> [EXERCISE]: Output every line of the material exactly, omitting images.

> [Items listed in a dataset]:
◆ ◆ ◆ ◆ ◆

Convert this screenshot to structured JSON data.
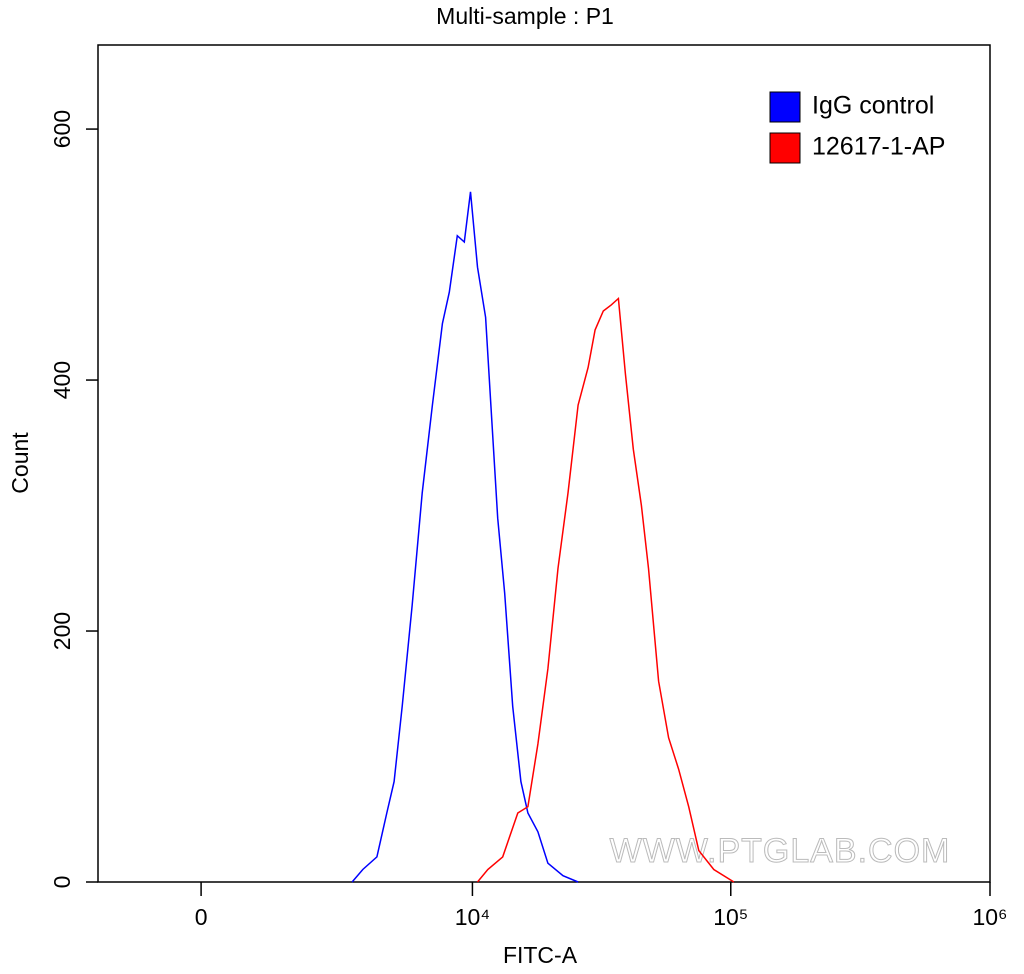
{
  "chart_data": {
    "type": "line",
    "title": "Multi-sample : P1",
    "x_label": "FITC-A",
    "y_label": "Count",
    "xscale": "asinh",
    "xlim": [
      -1900,
      1000000
    ],
    "xticks": [
      0,
      {
        "value": 10000,
        "label": "10⁴"
      },
      {
        "value": 100000,
        "label": "10⁵"
      },
      {
        "value": 1000000,
        "label": "10⁶"
      }
    ],
    "ylim": [
      0,
      667
    ],
    "yticks": [
      0,
      200,
      400,
      600
    ],
    "legend": "top-right",
    "watermark": "WWW.PTGLAB.COM",
    "series": [
      {
        "name": "IgG control",
        "color": "#0000ff",
        "x": [
          3224,
          3591,
          4124,
          4537,
          4866,
          5252,
          5759,
          6328,
          6947,
          7613,
          8110,
          8722,
          9290,
          9826,
          10468,
          11264,
          11772,
          12550,
          13365,
          14361,
          15448,
          16444,
          17983,
          19667,
          22493,
          25734
        ],
        "values": [
          0,
          10,
          20,
          55,
          80,
          140,
          220,
          310,
          380,
          445,
          470,
          515,
          510,
          550,
          490,
          450,
          385,
          290,
          230,
          140,
          80,
          55,
          40,
          15,
          5,
          0
        ]
      },
      {
        "name": "12617-1-AP",
        "color": "#ff0000",
        "x": [
          10468,
          11482,
          13130,
          15031,
          16444,
          17983,
          19667,
          21515,
          23525,
          25734,
          28143,
          29954,
          32200,
          34608,
          36836,
          39190,
          42070,
          45184,
          48136,
          52646,
          57572,
          62914,
          68800,
          75247,
          86022,
          102865
        ],
        "values": [
          0,
          10,
          20,
          55,
          60,
          110,
          170,
          250,
          310,
          380,
          410,
          440,
          455,
          460,
          465,
          405,
          345,
          300,
          250,
          160,
          115,
          90,
          60,
          25,
          10,
          0
        ]
      }
    ]
  }
}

◆ ◆ ◆ ◆ ◆

> [RESPONSE BELOW]:
Convert this screenshot to structured JSON data.
{
  "chart_data": {
    "type": "line",
    "title": "Multi-sample : P1",
    "x_label": "FITC-A",
    "y_label": "Count",
    "xscale": "asinh",
    "xlim": [
      -1900,
      1000000
    ],
    "xticks": [
      0,
      {
        "value": 10000,
        "label": "10⁴"
      },
      {
        "value": 100000,
        "label": "10⁵"
      },
      {
        "value": 1000000,
        "label": "10⁶"
      }
    ],
    "ylim": [
      0,
      667
    ],
    "yticks": [
      0,
      200,
      400,
      600
    ],
    "legend": "top-right",
    "watermark": "WWW.PTGLAB.COM",
    "series": [
      {
        "name": "IgG control",
        "color": "#0000ff",
        "x": [
          3224,
          3591,
          4124,
          4537,
          4866,
          5252,
          5759,
          6328,
          6947,
          7613,
          8110,
          8722,
          9290,
          9826,
          10468,
          11264,
          11772,
          12550,
          13365,
          14361,
          15448,
          16444,
          17983,
          19667,
          22493,
          25734
        ],
        "values": [
          0,
          10,
          20,
          55,
          80,
          140,
          220,
          310,
          380,
          445,
          470,
          515,
          510,
          550,
          490,
          450,
          385,
          290,
          230,
          140,
          80,
          55,
          40,
          15,
          5,
          0
        ]
      },
      {
        "name": "12617-1-AP",
        "color": "#ff0000",
        "x": [
          10468,
          11482,
          13130,
          15031,
          16444,
          17983,
          19667,
          21515,
          23525,
          25734,
          28143,
          29954,
          32200,
          34608,
          36836,
          39190,
          42070,
          45184,
          48136,
          52646,
          57572,
          62914,
          68800,
          75247,
          86022,
          102865
        ],
        "values": [
          0,
          10,
          20,
          55,
          60,
          110,
          170,
          250,
          310,
          380,
          410,
          440,
          455,
          460,
          465,
          405,
          345,
          300,
          250,
          160,
          115,
          90,
          60,
          25,
          10,
          0
        ]
      }
    ]
  }
}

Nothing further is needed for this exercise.